■ Con la información
A - Responde estas preguntas sobre el texto acerca de la serie Cometierra:
(i) ¿En qué plataforma de streaming se transmite la serie?
(ii) ¿Qué debe hacer Aylín para localizar a personas desaparecidas?
(iii) ¿En qué ciudad está ambientada la serie?
B - Actualiza el texto sobre la serie Cometierra desde "Las sociedades de" hasta "su maestra desaparecida." inclusive, y sustituye "adolescente" por "joven".

■ Fragmento del documento
────
Las sociedades de Latinoamérica, aunque diversas, tienen un elemento en común que las une y es el dolor y el daño a su entramado social. Esa esencia es la que logra rescatar Cometierra, la serie que se transmite por la plataforma de streaming Prime Video.
En la serie, Aylín, quien es una adolescente, descubre un poder sobrenatural a raíz de sucesos trágicos: puede localizar a personas desaparecidas cada vez que come tierra. Esta cualidad la llevará a involucrarse en la búsqueda de su maestra desaparecida.
En el proceso se encontrará con obstáculos muy oscuros y será acompañada por su hermano Walter; descubrirá secretos familiares y la responsabilidad del padre en la muerte de su madre, lo que la lleva en momentos a renegar de los riesgos que implica para ella y sus cercanos este don sobrenatural.

En la novela original de Dolores Reyes, la historia de Cometierra se desarrolla en Buenos Aires, Argentina. Sin embargo, para efectos de la serie está ambientada en la Ciudad de México. Como sea, el peso de esta historia es la desgracia que, sin importar nacionalidades, como latinos vivimos: la tragedia de las desapariciones.
Si bien hace décadas el drama de las desapariciones era encabezado por regímenes autoritarios hoy poco o nada tienen que ver con lo ideológico. Expertos consultados por DW en 2023, en el contexto del Día de las Desapariciones Forzadas, indican que las dinámicas de este fenómeno han cambiado.
────
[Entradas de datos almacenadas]
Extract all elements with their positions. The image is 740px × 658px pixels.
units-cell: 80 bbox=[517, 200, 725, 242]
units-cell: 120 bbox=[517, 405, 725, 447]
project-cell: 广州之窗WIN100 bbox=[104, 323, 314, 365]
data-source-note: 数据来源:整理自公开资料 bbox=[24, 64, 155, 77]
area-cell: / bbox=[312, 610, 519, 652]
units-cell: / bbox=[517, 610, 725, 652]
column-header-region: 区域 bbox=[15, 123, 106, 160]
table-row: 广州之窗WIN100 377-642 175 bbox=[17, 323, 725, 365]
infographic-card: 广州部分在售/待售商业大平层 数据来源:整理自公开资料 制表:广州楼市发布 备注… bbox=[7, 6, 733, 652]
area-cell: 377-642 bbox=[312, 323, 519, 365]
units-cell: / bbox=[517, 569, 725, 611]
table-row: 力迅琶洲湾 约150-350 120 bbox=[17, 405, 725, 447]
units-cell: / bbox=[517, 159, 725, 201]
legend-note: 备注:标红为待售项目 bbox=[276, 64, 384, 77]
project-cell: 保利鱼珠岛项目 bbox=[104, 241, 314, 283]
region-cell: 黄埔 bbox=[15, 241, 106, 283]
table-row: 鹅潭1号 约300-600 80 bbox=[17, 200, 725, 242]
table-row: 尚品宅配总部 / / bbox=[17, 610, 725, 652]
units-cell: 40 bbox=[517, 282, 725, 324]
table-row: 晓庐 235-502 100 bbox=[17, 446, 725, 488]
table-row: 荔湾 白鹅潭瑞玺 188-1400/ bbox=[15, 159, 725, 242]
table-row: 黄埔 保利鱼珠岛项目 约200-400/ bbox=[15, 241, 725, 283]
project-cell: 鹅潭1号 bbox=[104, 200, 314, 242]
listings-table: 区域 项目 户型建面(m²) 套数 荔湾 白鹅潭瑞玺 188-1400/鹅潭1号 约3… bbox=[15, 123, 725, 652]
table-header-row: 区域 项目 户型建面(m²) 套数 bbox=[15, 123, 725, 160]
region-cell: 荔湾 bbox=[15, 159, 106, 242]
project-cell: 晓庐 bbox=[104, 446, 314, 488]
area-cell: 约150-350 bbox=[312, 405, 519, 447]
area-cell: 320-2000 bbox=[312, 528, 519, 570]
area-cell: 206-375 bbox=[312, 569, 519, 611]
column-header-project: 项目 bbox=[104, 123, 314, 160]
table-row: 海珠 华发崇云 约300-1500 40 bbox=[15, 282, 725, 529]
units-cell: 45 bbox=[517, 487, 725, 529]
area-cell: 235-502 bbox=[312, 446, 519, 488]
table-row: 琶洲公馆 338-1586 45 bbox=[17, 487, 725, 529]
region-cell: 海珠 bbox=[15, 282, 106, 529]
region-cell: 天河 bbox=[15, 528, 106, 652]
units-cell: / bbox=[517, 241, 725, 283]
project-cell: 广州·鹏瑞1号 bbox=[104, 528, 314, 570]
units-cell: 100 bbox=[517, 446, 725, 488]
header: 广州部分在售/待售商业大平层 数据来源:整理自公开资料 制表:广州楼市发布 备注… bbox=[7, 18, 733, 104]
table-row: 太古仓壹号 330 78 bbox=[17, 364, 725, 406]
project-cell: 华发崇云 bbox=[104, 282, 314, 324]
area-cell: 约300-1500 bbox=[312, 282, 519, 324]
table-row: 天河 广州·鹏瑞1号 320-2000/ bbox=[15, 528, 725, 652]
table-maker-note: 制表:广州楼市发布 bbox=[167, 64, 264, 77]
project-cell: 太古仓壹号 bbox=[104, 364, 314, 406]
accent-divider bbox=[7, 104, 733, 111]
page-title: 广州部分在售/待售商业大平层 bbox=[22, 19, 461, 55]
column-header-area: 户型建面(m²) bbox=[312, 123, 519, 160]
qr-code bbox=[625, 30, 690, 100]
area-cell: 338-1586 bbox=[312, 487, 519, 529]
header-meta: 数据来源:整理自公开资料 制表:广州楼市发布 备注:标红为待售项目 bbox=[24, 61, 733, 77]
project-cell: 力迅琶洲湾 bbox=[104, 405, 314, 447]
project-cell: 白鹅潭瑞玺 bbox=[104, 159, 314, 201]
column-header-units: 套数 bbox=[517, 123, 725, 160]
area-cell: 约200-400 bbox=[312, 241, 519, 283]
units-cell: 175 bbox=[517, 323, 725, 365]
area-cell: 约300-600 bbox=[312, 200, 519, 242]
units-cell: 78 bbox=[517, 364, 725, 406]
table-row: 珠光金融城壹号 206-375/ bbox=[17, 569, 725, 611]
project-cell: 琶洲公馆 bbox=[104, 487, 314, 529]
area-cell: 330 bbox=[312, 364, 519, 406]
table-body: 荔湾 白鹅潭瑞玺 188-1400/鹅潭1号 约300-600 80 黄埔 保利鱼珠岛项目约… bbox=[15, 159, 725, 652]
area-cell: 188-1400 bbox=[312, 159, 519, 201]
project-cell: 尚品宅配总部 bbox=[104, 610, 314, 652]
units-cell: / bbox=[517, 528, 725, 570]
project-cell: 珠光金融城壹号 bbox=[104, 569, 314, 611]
────
■ Respuestas a las tareas
A -
(i) Se transmite por Prime Video.
(ii) Debe comer tierra.
(iii) Está ambientada en la Ciudad de México.

B -
Las sociedades de Latinoamérica, aunque diversas, tienen un elemento en común que las une y es el dolor y el daño a su entramado social. Esa esencia es la que logra rescatar Cometierra, la serie que se transmite por la plataforma de streaming Prime Video.
En la serie, Aylín, quien es una joven, descubre un poder sobrenatural a raíz de sucesos trágicos: puede localizar a personas desaparecidas cada vez que come tierra. Esta cualidad la llevará a involucrarse en la búsqueda de su maestra desaparecida.